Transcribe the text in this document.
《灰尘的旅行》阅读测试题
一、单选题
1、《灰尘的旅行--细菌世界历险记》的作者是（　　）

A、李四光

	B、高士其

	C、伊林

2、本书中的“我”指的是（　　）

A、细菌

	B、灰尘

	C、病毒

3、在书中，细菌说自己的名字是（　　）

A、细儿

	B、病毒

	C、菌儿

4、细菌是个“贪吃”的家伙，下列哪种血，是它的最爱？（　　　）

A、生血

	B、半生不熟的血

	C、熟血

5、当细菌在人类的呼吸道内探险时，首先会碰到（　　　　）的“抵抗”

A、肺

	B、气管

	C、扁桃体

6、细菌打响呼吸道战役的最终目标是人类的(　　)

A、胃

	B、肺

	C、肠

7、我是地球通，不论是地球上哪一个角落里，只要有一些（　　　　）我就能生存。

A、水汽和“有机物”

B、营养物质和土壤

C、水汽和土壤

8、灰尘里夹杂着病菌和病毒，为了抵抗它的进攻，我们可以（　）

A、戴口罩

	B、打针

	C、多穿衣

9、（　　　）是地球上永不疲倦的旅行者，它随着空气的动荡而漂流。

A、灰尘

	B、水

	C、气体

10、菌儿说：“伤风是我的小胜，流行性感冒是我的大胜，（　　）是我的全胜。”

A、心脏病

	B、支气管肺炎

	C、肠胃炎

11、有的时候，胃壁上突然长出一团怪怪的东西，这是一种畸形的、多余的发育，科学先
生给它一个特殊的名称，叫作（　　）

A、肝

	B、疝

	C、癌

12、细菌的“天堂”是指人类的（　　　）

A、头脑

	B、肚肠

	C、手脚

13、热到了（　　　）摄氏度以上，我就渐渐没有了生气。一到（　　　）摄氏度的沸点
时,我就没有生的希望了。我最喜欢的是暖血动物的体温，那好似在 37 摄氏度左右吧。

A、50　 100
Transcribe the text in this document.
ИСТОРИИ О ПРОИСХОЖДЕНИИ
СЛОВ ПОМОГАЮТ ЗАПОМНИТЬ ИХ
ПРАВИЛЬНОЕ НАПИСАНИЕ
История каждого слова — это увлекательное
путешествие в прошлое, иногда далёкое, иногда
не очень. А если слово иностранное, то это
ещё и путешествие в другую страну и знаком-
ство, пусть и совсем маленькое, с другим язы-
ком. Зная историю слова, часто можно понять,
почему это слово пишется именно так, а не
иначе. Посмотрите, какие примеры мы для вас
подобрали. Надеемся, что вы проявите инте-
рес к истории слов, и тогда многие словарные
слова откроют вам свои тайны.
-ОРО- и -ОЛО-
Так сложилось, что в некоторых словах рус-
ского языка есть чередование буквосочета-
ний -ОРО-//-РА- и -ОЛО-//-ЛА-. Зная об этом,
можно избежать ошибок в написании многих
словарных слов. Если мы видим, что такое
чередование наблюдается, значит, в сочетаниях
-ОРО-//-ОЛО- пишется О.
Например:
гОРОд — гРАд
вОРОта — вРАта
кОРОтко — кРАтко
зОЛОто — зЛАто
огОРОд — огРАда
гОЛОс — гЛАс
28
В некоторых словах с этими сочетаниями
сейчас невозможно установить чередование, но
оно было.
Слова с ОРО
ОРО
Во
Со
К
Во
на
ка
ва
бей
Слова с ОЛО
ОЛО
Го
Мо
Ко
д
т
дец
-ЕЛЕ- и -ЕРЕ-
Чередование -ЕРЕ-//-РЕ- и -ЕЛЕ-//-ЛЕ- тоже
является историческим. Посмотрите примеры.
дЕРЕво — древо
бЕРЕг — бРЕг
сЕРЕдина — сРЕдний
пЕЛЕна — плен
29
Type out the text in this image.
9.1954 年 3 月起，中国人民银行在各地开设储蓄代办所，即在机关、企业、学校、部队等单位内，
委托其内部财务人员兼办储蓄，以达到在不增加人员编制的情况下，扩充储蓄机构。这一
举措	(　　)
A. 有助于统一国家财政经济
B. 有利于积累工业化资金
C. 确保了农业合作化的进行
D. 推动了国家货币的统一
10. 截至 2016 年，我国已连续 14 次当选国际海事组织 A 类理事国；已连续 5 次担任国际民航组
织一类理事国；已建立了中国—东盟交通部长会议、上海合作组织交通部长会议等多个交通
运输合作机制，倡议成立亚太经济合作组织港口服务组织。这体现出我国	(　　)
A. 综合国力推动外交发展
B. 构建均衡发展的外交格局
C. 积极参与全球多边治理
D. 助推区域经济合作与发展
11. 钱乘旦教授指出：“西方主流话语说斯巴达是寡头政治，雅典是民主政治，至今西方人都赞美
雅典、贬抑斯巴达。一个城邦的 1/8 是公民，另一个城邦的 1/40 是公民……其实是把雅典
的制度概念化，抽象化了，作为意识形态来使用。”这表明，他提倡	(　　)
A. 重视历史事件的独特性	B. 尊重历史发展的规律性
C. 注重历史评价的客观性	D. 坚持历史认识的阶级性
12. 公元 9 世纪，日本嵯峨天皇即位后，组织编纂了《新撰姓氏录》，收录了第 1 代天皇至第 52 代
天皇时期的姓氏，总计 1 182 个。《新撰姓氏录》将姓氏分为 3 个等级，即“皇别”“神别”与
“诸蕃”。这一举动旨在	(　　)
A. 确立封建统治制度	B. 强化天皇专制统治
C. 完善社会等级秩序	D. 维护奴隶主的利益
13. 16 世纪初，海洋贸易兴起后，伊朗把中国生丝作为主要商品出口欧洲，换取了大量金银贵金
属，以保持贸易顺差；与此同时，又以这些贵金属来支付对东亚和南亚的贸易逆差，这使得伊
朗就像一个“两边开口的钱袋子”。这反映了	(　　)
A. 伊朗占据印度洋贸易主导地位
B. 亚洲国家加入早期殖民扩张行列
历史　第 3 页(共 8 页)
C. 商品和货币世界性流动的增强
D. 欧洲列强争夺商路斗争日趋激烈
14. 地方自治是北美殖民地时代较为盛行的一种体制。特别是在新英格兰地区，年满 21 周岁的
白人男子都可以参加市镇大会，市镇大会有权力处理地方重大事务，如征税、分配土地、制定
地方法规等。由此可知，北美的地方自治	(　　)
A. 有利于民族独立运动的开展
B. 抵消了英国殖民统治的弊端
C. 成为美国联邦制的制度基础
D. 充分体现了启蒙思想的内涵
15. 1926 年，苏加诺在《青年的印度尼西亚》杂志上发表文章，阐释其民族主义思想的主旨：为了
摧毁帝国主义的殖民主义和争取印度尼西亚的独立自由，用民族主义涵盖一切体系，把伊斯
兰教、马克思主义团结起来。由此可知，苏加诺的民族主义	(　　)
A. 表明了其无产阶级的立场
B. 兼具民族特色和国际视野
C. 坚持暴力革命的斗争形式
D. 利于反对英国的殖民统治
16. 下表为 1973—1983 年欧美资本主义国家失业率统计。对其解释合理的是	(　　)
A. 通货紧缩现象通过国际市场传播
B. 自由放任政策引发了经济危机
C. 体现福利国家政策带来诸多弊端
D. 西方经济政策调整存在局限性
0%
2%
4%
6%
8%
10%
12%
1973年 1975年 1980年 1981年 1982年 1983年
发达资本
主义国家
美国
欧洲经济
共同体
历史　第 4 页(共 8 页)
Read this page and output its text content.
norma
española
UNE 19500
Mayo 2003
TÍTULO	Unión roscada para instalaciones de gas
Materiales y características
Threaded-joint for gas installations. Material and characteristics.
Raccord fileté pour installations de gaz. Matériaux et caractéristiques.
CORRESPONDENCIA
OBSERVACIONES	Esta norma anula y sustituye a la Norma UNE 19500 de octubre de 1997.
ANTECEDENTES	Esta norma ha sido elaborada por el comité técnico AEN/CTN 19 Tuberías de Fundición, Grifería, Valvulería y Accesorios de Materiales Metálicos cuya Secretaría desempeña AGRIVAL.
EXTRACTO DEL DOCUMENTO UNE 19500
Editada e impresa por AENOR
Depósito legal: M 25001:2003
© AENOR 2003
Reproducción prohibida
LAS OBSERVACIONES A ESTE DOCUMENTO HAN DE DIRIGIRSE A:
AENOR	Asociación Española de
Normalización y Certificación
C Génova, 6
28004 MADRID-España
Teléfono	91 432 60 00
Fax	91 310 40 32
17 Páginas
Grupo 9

──────────────────────────────

Look through the material above. Copy each line where the word "Посмотрите" appears.

иначе. Посмотрите, какие примеры мы для вас
является историческим. Посмотрите примеры.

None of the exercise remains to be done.